• **DATA**
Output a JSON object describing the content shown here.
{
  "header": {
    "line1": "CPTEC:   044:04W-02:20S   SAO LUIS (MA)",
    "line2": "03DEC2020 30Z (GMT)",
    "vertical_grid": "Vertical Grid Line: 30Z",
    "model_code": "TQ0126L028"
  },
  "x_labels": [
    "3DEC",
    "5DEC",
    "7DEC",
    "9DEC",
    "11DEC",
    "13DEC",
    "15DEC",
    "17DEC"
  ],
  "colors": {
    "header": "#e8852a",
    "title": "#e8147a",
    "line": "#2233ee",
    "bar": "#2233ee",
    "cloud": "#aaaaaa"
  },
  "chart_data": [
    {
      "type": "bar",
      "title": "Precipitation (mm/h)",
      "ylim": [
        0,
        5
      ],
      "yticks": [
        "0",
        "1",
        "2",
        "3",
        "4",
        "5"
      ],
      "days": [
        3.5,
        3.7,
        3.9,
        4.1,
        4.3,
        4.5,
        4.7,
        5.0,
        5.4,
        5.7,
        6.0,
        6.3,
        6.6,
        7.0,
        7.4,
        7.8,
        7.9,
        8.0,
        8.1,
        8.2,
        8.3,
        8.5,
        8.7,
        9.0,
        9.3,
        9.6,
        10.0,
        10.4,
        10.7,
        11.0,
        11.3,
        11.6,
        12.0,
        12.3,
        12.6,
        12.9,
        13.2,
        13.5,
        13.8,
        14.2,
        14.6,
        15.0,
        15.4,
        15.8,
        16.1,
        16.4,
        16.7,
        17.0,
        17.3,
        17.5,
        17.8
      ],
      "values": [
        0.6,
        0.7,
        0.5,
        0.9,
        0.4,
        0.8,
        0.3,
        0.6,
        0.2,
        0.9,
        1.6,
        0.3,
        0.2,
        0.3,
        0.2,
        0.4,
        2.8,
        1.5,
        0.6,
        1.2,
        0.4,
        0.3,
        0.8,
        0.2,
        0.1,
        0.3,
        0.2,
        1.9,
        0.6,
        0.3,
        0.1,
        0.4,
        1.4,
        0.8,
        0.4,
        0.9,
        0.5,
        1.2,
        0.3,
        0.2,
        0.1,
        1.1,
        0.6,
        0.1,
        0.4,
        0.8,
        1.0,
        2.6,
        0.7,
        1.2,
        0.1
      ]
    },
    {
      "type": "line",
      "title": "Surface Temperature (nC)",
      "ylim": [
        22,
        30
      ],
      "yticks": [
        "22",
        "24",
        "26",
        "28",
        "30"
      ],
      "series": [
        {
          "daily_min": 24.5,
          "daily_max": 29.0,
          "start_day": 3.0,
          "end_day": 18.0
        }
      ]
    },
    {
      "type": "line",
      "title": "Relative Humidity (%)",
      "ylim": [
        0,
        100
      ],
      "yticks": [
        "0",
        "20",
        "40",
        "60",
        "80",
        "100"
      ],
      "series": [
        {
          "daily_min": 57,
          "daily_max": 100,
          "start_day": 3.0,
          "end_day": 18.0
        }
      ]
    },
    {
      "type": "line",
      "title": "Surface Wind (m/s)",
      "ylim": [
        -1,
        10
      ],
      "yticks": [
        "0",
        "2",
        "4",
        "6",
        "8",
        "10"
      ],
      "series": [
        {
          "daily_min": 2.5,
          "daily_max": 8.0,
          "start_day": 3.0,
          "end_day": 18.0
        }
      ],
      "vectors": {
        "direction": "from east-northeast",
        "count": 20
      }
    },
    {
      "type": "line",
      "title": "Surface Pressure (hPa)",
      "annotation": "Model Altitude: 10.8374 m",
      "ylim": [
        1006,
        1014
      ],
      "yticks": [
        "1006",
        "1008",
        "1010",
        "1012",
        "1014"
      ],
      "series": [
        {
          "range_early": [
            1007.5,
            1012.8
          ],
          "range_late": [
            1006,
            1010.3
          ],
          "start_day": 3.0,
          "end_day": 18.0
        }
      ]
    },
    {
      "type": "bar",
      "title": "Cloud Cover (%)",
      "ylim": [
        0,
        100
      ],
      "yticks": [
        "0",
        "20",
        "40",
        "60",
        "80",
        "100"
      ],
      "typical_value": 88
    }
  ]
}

• **DIRECTIONS**
Every record above should be output exactly.

• **PROBLEM SOLUTION**
Output a JSON object describing the content shown here.
{
  "header": {
    "line1": "CPTEC:   044:04W-02:20S   SAO LUIS (MA)",
    "line2": "03DEC2020 30Z (GMT)",
    "vertical_grid": "Vertical Grid Line: 30Z",
    "model_code": "TQ0126L028"
  },
  "x_labels": [
    "3DEC",
    "5DEC",
    "7DEC",
    "9DEC",
    "11DEC",
    "13DEC",
    "15DEC",
    "17DEC"
  ],
  "colors": {
    "header": "#e8852a",
    "title": "#e8147a",
    "line": "#2233ee",
    "bar": "#2233ee",
    "cloud": "#aaaaaa"
  },
  "chart_data": [
    {
      "type": "bar",
      "title": "Precipitation (mm/h)",
      "ylim": [
        0,
        5
      ],
      "yticks": [
        "0",
        "1",
        "2",
        "3",
        "4",
        "5"
      ],
      "days": [
        3.5,
        3.7,
        3.9,
        4.1,
        4.3,
        4.5,
        4.7,
        5.0,
        5.4,
        5.7,
        6.0,
        6.3,
        6.6,
        7.0,
        7.4,
        7.8,
        7.9,
        8.0,
        8.1,
        8.2,
        8.3,
        8.5,
        8.7,
        9.0,
        9.3,
        9.6,
        10.0,
        10.4,
        10.7,
        11.0,
        11.3,
        11.6,
        12.0,
        12.3,
        12.6,
        12.9,
        13.2,
        13.5,
        13.8,
        14.2,
        14.6,
        15.0,
        15.4,
        15.8,
        16.1,
        16.4,
        16.7,
        17.0,
        17.3,
        17.5,
        17.8
      ],
      "values": [
        0.6,
        0.7,
        0.5,
        0.9,
        0.4,
        0.8,
        0.3,
        0.6,
        0.2,
        0.9,
        1.6,
        0.3,
        0.2,
        0.3,
        0.2,
        0.4,
        2.8,
        1.5,
        0.6,
        1.2,
        0.4,
        0.3,
        0.8,
        0.2,
        0.1,
        0.3,
        0.2,
        1.9,
        0.6,
        0.3,
        0.1,
        0.4,
        1.4,
        0.8,
        0.4,
        0.9,
        0.5,
        1.2,
        0.3,
        0.2,
        0.1,
        1.1,
        0.6,
        0.1,
        0.4,
        0.8,
        1.0,
        2.6,
        0.7,
        1.2,
        0.1
      ]
    },
    {
      "type": "line",
      "title": "Surface Temperature (nC)",
      "ylim": [
        22,
        30
      ],
      "yticks": [
        "22",
        "24",
        "26",
        "28",
        "30"
      ],
      "series": [
        {
          "daily_min": 24.5,
          "daily_max": 29.0,
          "start_day": 3.0,
          "end_day": 18.0
        }
      ]
    },
    {
      "type": "line",
      "title": "Relative Humidity (%)",
      "ylim": [
        0,
        100
      ],
      "yticks": [
        "0",
        "20",
        "40",
        "60",
        "80",
        "100"
      ],
      "series": [
        {
          "daily_min": 57,
          "daily_max": 100,
          "start_day": 3.0,
          "end_day": 18.0
        }
      ]
    },
    {
      "type": "line",
      "title": "Surface Wind (m/s)",
      "ylim": [
        -1,
        10
      ],
      "yticks": [
        "0",
        "2",
        "4",
        "6",
        "8",
        "10"
      ],
      "series": [
        {
          "daily_min": 2.5,
          "daily_max": 8.0,
          "start_day": 3.0,
          "end_day": 18.0
        }
      ],
      "vectors": {
        "direction": "from east-northeast",
        "count": 20
      }
    },
    {
      "type": "line",
      "title": "Surface Pressure (hPa)",
      "annotation": "Model Altitude: 10.8374 m",
      "ylim": [
        1006,
        1014
      ],
      "yticks": [
        "1006",
        "1008",
        "1010",
        "1012",
        "1014"
      ],
      "series": [
        {
          "range_early": [
            1007.5,
            1012.8
          ],
          "range_late": [
            1006,
            1010.3
          ],
          "start_day": 3.0,
          "end_day": 18.0
        }
      ]
    },
    {
      "type": "bar",
      "title": "Cloud Cover (%)",
      "ylim": [
        0,
        100
      ],
      "yticks": [
        "0",
        "20",
        "40",
        "60",
        "80",
        "100"
      ],
      "typical_value": 88
    }
  ]
}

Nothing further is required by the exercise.